• _Challenges_:
**A)** In the West Bank earthquake article, change "around midnight" to "shortly after midnight" and write out the passage starting at "According to the" and ending at "an hour later.".
**B)** According to the West Bank earthquake article, in which village does Hamza Aqrabawi live?
**C)** Continue the article about the West Bank earthquakes from where it stops.

• _Passage to read_:
* * * *
Palestine 'not ready' say geologists after Wednesday's earthquakes shake West Bank

"People in the village were very scared and expected the worst, thinking that it was an extension to the earthquake in Syria and Turkey," said a resident of a Palestinian village near the epicentre.
4 min read
West Bank
08 February, 2023
The earthquake felt in the regions of Nablus, Ramallah and Jerusalem was not an echo of the Syria-Turkey earthquake, said Palestinian geologist. [Qassam Muaddi/TNA]

Two minor earthquakes struck the occupied West Bank on Wednesday, without casualties or major damage.

According to the Palestinian Seismology observatory, the main earthquake was south of Nablus, with a magnitude of 4.4 around midnight. Palestinians across the centre and north West Bank reported feeling a second earthquake about an hour later.

"I was at home with my wife and children when suddenly we felt the house shaking, in fact, it felt like the house was altogether moving from its place," Hamza Aqrabawi, a resident of the village of Aqraba east of Nablus near the epicentre of the earthquake, told The New Arab.

"People in the village were very scared and expected the worst, thinking that it was an extension to the earthquake in Syria and Turkey," said Aqrabawi. "Many thought that this was their last night, thank God, it was over without any tragedy."

The earthquake was felt in Jerusalem and Ramallah, some 36 kilometres to the south of the earthquake epicentre.
* * * *
• _Information provided_:
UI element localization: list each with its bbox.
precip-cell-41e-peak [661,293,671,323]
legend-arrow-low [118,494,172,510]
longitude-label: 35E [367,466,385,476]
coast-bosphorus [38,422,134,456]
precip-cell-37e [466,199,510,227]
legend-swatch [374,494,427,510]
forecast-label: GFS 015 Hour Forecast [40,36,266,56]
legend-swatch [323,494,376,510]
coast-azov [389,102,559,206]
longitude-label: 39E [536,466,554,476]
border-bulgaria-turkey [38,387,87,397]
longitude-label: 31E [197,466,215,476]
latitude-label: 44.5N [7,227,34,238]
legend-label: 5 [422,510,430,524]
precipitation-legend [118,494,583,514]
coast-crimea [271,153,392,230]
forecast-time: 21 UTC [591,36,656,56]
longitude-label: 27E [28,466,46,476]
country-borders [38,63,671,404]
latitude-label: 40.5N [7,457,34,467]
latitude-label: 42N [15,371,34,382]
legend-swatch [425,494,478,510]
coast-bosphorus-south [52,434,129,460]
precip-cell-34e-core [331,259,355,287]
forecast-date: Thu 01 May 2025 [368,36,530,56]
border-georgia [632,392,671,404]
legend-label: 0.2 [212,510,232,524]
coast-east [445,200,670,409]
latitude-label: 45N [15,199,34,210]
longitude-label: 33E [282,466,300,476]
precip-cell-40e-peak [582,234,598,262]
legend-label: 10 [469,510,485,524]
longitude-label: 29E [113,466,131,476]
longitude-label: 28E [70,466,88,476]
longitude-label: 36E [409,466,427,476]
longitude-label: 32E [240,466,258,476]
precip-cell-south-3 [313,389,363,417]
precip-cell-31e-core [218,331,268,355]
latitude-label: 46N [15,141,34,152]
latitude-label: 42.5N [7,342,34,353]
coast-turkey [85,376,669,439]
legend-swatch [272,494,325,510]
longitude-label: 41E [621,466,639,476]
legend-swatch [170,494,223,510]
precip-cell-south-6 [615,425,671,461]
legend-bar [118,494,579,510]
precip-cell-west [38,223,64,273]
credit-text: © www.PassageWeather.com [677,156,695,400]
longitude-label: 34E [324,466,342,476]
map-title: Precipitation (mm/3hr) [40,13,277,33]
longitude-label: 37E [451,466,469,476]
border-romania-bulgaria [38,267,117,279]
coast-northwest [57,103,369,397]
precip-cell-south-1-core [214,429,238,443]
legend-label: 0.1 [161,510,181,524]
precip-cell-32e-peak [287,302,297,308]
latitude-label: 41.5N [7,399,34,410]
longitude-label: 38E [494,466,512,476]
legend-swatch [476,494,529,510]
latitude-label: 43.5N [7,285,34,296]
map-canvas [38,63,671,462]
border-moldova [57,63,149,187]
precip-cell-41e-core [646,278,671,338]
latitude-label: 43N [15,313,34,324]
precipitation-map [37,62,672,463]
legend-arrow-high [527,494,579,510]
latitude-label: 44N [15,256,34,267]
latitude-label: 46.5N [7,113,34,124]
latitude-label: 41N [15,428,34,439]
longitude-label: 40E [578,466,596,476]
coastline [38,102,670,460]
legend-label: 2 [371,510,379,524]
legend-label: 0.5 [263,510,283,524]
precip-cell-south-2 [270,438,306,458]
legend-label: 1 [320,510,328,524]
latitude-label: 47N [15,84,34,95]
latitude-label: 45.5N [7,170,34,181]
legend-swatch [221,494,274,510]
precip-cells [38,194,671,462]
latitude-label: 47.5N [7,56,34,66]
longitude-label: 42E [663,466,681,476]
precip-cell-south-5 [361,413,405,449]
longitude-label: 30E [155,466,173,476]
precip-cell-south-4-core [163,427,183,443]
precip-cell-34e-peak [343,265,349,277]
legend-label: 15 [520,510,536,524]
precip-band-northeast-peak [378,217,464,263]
* * * *
• _In response_:
**A)**
According to the Palestinian Seismology observatory, the main earthquake was south of Nablus, with a magnitude of 4.4 shortly after midnight. Palestinians across the centre and north West Bank reported feeling a second earthquake about an hour later.

**B)** Aqraba, east of Nablus.

**C)**
"I was falling asleep when I felt the bed shaking for less than a minute," Ayah Khalil, a resident of Al-Ram north of Jerusalem, said to TNA.

"I then began to speak to my friends on social media, and almost all of those living in Ramallah and its surroundings said that they had felt it," she added.

The earthquake was "not an echo of the earthquake in Syria and Turkey", according to the director of the Palestinian Seismology Observatory at the Al-Najah University in Nablus Dr Radwan El-Kelani.

"Echo earthquakes happen around the same epicentre of the original one, but the one that hit Palestine Tuesday night had a completely different epicentre," Dr El-Kelani told TNA.

"The epicentre of Tuesday's earthquake in Palestine was the Nablus-Carmel crack, which is a secondary crack to the Asian rift valley, which runs north to south along the Jordan Valley, with Palestine and Jordan on its east and west shoulders," explained El-Kelani.

"Around 200 major earthquakes happened with the epicentre at the Jordan Valley, around the Dead Sea in the last 2,000 years," noted El-Kelani. "Based on statistics, such major earthquakes have a repetition rate of short term, every 60 to 80 years, medium-term every 100 to 120 years or long term every 250 years."

The last major earthquake with its epicentre at the Dead Sea hit Palestine in 1927, causing hundreds of recorded deaths and large damage to structures, including houses, historical churches and the ceiling of the Al-Aqsa mosque in Jerusalem.

"Palestinian geologists have been warning of a major earthquake since the mid-1980s, based on years counting since 1927," said El-Kelani.

"Because it hasn't happened in the last forty years, we expect it to happen in the coming years," he warned. "Unfortunately Palestine’s readiness is near to zero, and if other countries have had a hard time dealing with earthquakes of 7 or 8, Palestine wouldn't stand an earthquake with a magnitude of 6.0."

Meanwhile, Palestinians continued to react to the earthquake in Syria and Turkey. In Gaza, the Palestinian Red Crescent Society organized a blood-donation campaign for the earthquake victims in Syria and Turkey, lasting for two days.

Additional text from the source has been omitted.